* Description of the task:
Which of the rows below contain the string "consistency"? Report each of those rows in full.

* Provided information:

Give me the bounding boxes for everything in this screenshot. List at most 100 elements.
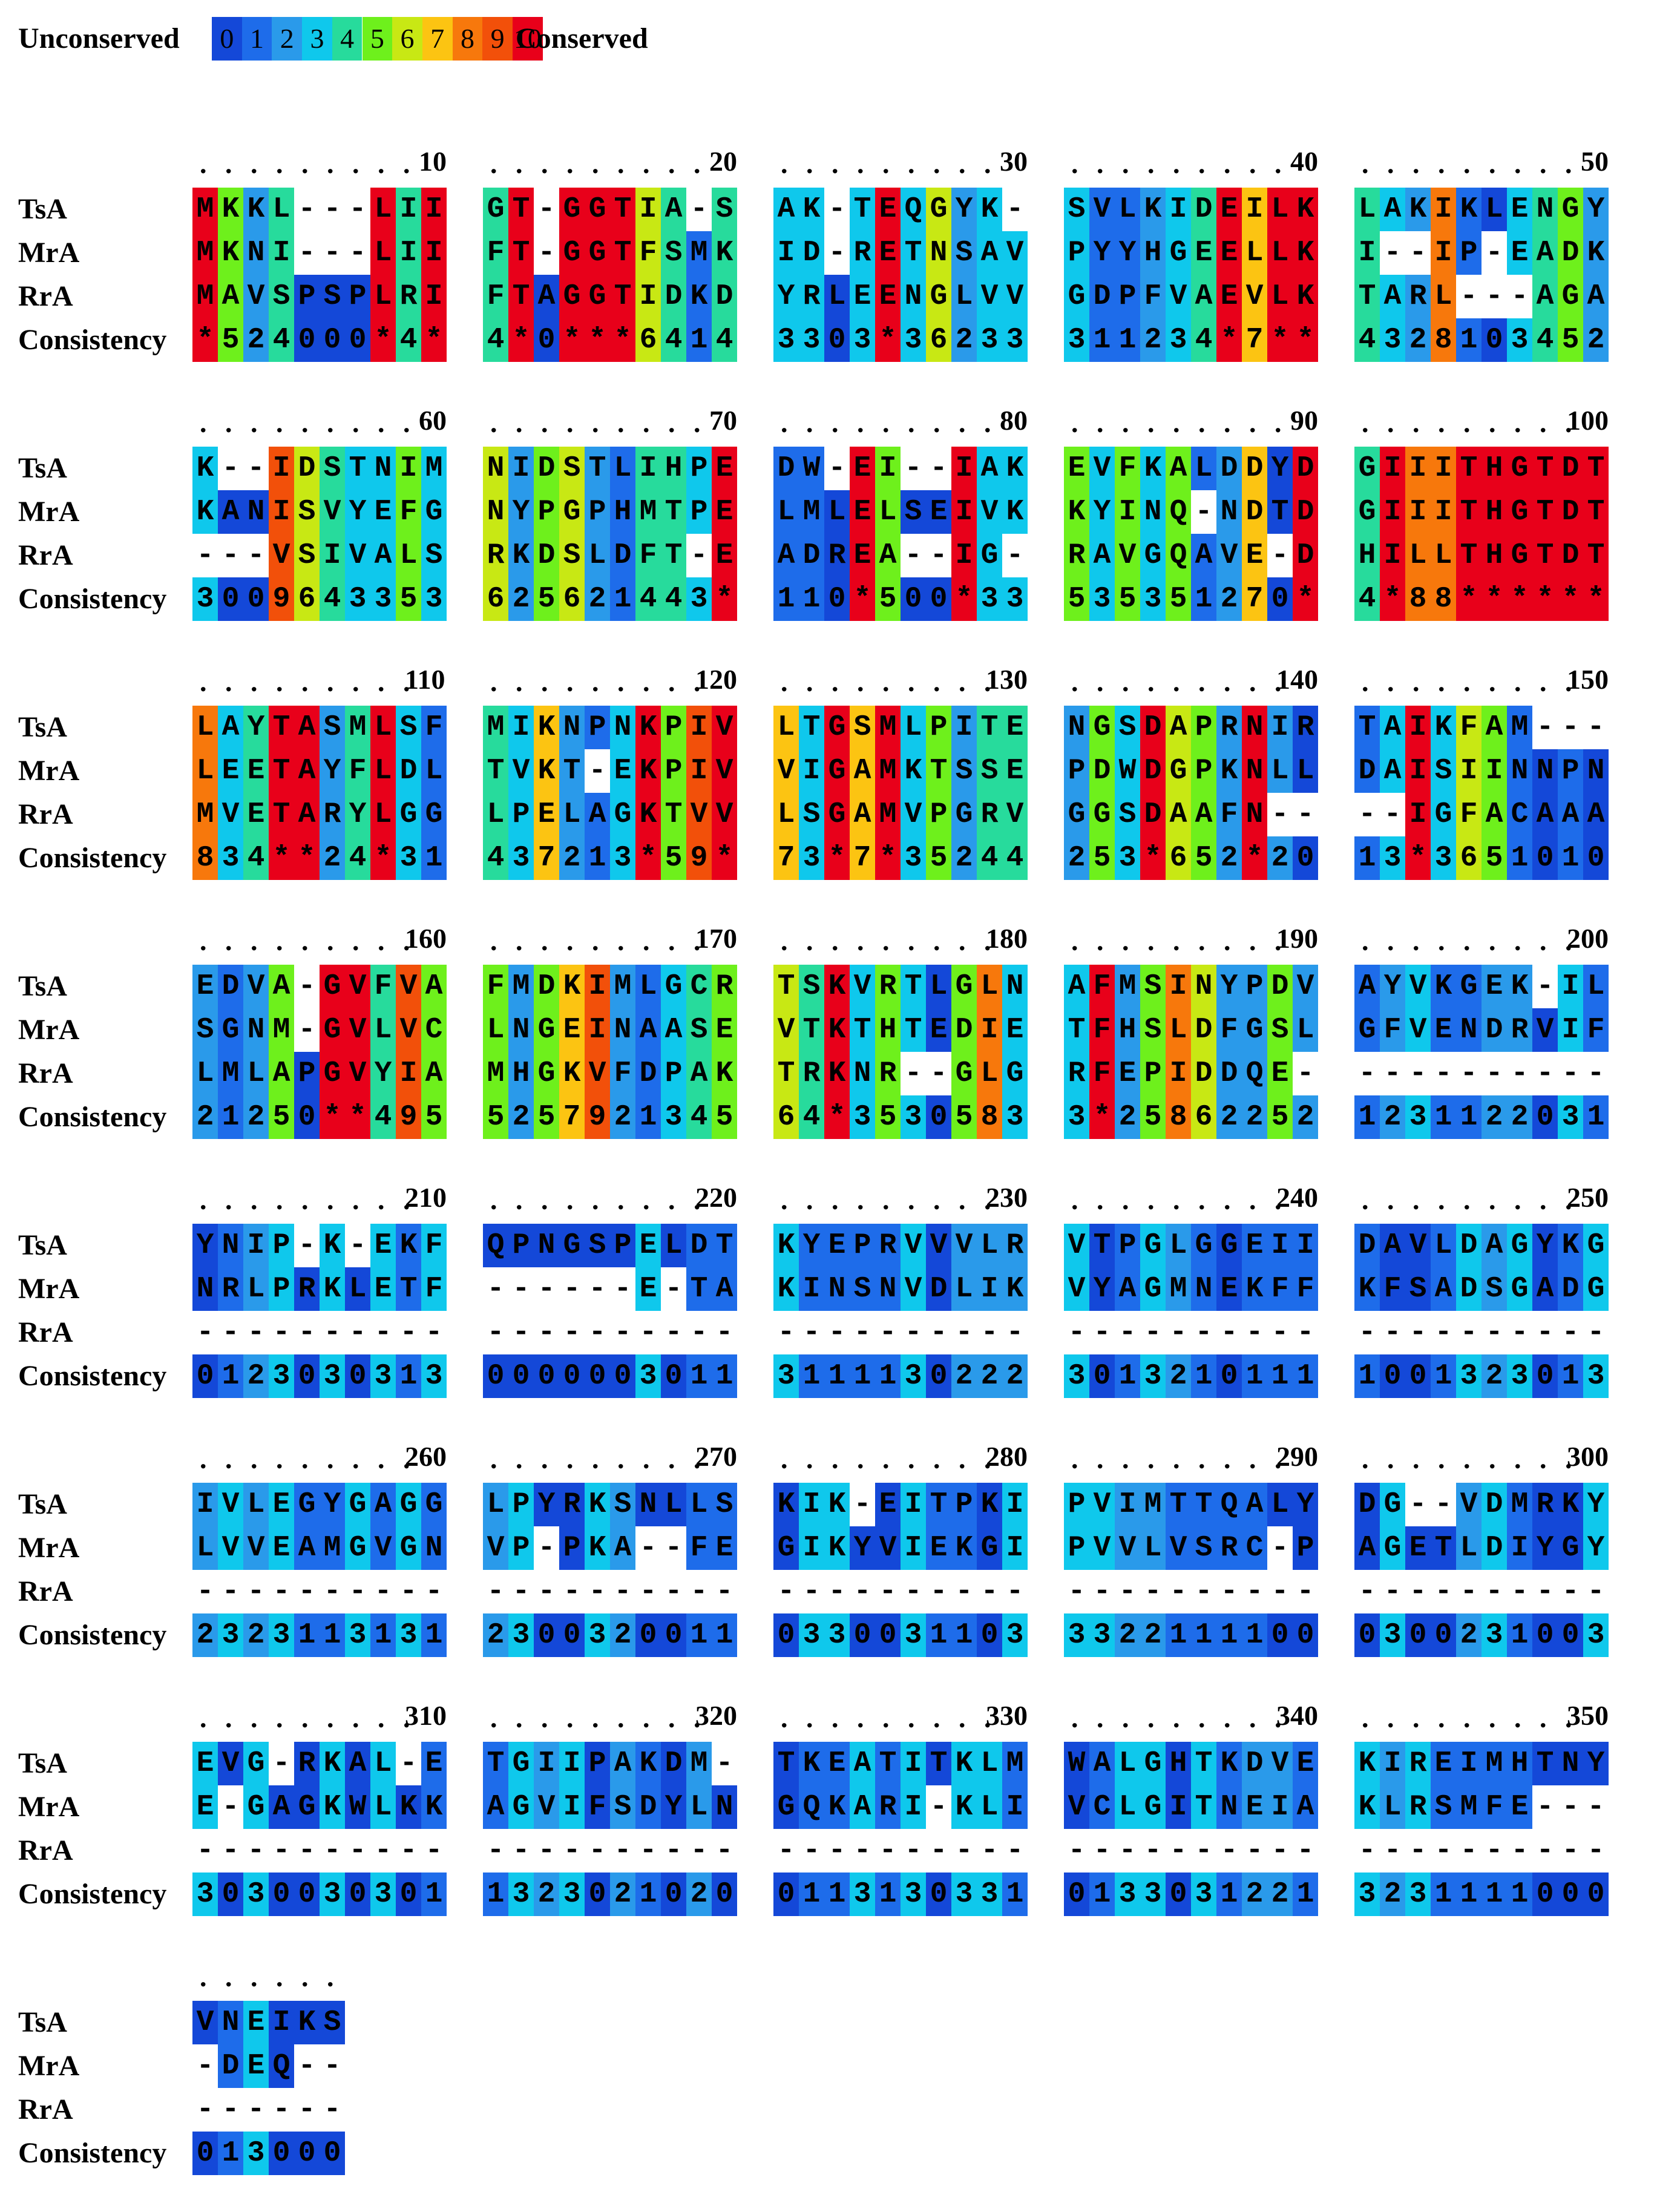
- consistency-residue: *: [559, 318, 585, 362]
- tsa-residue: K: [320, 1742, 345, 1785]
- tsa-residue: L: [926, 965, 951, 1008]
- rra-residue: -: [323, 1316, 341, 1349]
- position-dot: .: [352, 1184, 359, 1215]
- position-dot: .: [592, 925, 599, 956]
- tsa-residue: R: [1002, 1224, 1028, 1267]
- rra-residue: -: [664, 1834, 683, 1867]
- rra-residue: P: [508, 793, 534, 836]
- tsa-residue: S: [320, 447, 345, 490]
- rra-residue: D: [1140, 793, 1166, 836]
- position-dot: .: [1438, 1184, 1445, 1215]
- tsa-residue: -: [853, 1488, 871, 1521]
- position-dot: .: [1514, 1184, 1521, 1215]
- rra-residue: -: [802, 1316, 821, 1349]
- mra-residue: -: [828, 237, 846, 269]
- position-dot: .: [1147, 407, 1155, 438]
- rra-residue: -: [323, 2093, 341, 2126]
- mra-residue: Q: [269, 2044, 294, 2088]
- rra-residue: -: [1296, 1575, 1314, 1608]
- consistency-residue: 0: [345, 1873, 370, 1916]
- position-dot: .: [352, 666, 359, 697]
- position-number: 140: [1276, 664, 1318, 695]
- rra-residue: D: [1558, 534, 1583, 577]
- rra-residue: P: [1140, 1052, 1166, 1095]
- rra-residue: -: [1195, 1834, 1213, 1867]
- rra-residue: D: [1089, 275, 1115, 318]
- consistency-residue: 4: [1532, 318, 1558, 362]
- tsa-residue: T: [1089, 1224, 1115, 1267]
- rra-residue: V: [243, 275, 269, 318]
- mra-residue: V: [1405, 1008, 1431, 1052]
- position-dot: .: [276, 148, 283, 179]
- tsa-residue: D: [1216, 447, 1242, 490]
- rra-residue: -: [1587, 1834, 1605, 1867]
- position-dot: .: [516, 666, 523, 697]
- position-dot: .: [933, 1184, 940, 1215]
- mra-residue: S: [951, 749, 977, 793]
- consistency-residue: 0: [294, 1354, 320, 1398]
- rra-residue: R: [977, 793, 1002, 836]
- tsa-residue: L: [610, 447, 635, 490]
- position-number: 330: [986, 1700, 1028, 1731]
- rra-residue: E: [243, 793, 269, 836]
- tsa-residue: Y: [192, 1224, 218, 1267]
- consistency-residue: 0: [269, 2132, 294, 2175]
- tsa-residue: I: [1405, 706, 1431, 749]
- mra-residue: K: [712, 231, 737, 275]
- legend-score-6: 6: [392, 17, 422, 61]
- tsa-residue: G: [345, 1483, 370, 1526]
- rra-residue: -: [1536, 1316, 1554, 1349]
- consistency-residue: 0: [534, 1354, 559, 1398]
- rra-residue: -: [1093, 1834, 1111, 1867]
- tsa-residue: -: [1536, 970, 1554, 1003]
- rra-residue: -: [221, 1834, 240, 1867]
- position-dot: .: [200, 1702, 207, 1733]
- tsa-residue: K: [1293, 188, 1318, 231]
- position-dot: .: [592, 407, 599, 438]
- mra-residue: K: [1583, 231, 1609, 275]
- position-dot: .: [1147, 1184, 1155, 1215]
- tsa-residue: E: [850, 447, 875, 490]
- consistency-residue: 1: [421, 1873, 447, 1916]
- consistency-residue: 3: [1064, 1354, 1089, 1398]
- tsa-residue: M: [1507, 706, 1532, 749]
- mra-residue: A: [635, 1008, 661, 1052]
- mra-residue: E: [875, 231, 901, 275]
- rra-residue: -: [980, 1316, 999, 1349]
- position-dot: .: [1275, 148, 1282, 179]
- tsa-residue: T: [1191, 1742, 1216, 1785]
- position-number: 150: [1567, 664, 1609, 695]
- position-dot: .: [1540, 666, 1547, 697]
- rra-residue: F: [483, 275, 508, 318]
- rra-residue: -: [1561, 1057, 1580, 1090]
- rra-residue: -: [196, 539, 214, 572]
- rra-residue: -: [853, 1575, 871, 1608]
- tsa-residue: N: [1532, 188, 1558, 231]
- mra-residue: Y: [1089, 490, 1115, 534]
- tsa-residue: A: [977, 447, 1002, 490]
- tsa-residue: L: [1431, 1224, 1456, 1267]
- rra-residue: M: [218, 1052, 243, 1095]
- position-dot: .: [403, 407, 410, 438]
- tsa-residue: L: [370, 188, 396, 231]
- tsa-residue: E: [1481, 965, 1507, 1008]
- consistency-residue: 3: [1380, 836, 1405, 880]
- mra-residue: L: [1293, 749, 1318, 793]
- position-dot: .: [1438, 1443, 1445, 1474]
- mra-residue: K: [635, 749, 661, 793]
- tsa-residue: E: [824, 1742, 850, 1785]
- position-dot: .: [378, 1443, 385, 1474]
- position-dot: .: [301, 1961, 309, 1992]
- rra-residue: -: [1068, 1834, 1086, 1867]
- tsa-residue: D: [773, 447, 799, 490]
- position-dot: .: [1514, 1702, 1521, 1733]
- position-dot: .: [781, 1702, 788, 1733]
- tsa-residue: D: [1456, 1224, 1481, 1267]
- tsa-residue: G: [1456, 965, 1481, 1008]
- tsa-residue: K: [1354, 1742, 1380, 1785]
- tsa-residue: K: [824, 1483, 850, 1526]
- tsa-residue: V: [243, 965, 269, 1008]
- consistency-residue: 1: [1456, 1873, 1481, 1916]
- mra-residue: E: [850, 490, 875, 534]
- mra-residue: R: [218, 1267, 243, 1311]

* Exercise output:
- consistency-residue: *: [559, 318, 585, 362]
- consistency-residue: 0: [345, 1873, 370, 1916]
- consistency-residue: 4: [1532, 318, 1558, 362]
- consistency-residue: 0: [294, 1354, 320, 1398]
- consistency-residue: 0: [269, 2132, 294, 2175]
- consistency-residue: 0: [534, 1354, 559, 1398]
- consistency-residue: 1: [421, 1873, 447, 1916]
- consistency-residue: 3: [1064, 1354, 1089, 1398]
- consistency-residue: 3: [1380, 836, 1405, 880]
- consistency-residue: 1: [1456, 1873, 1481, 1916]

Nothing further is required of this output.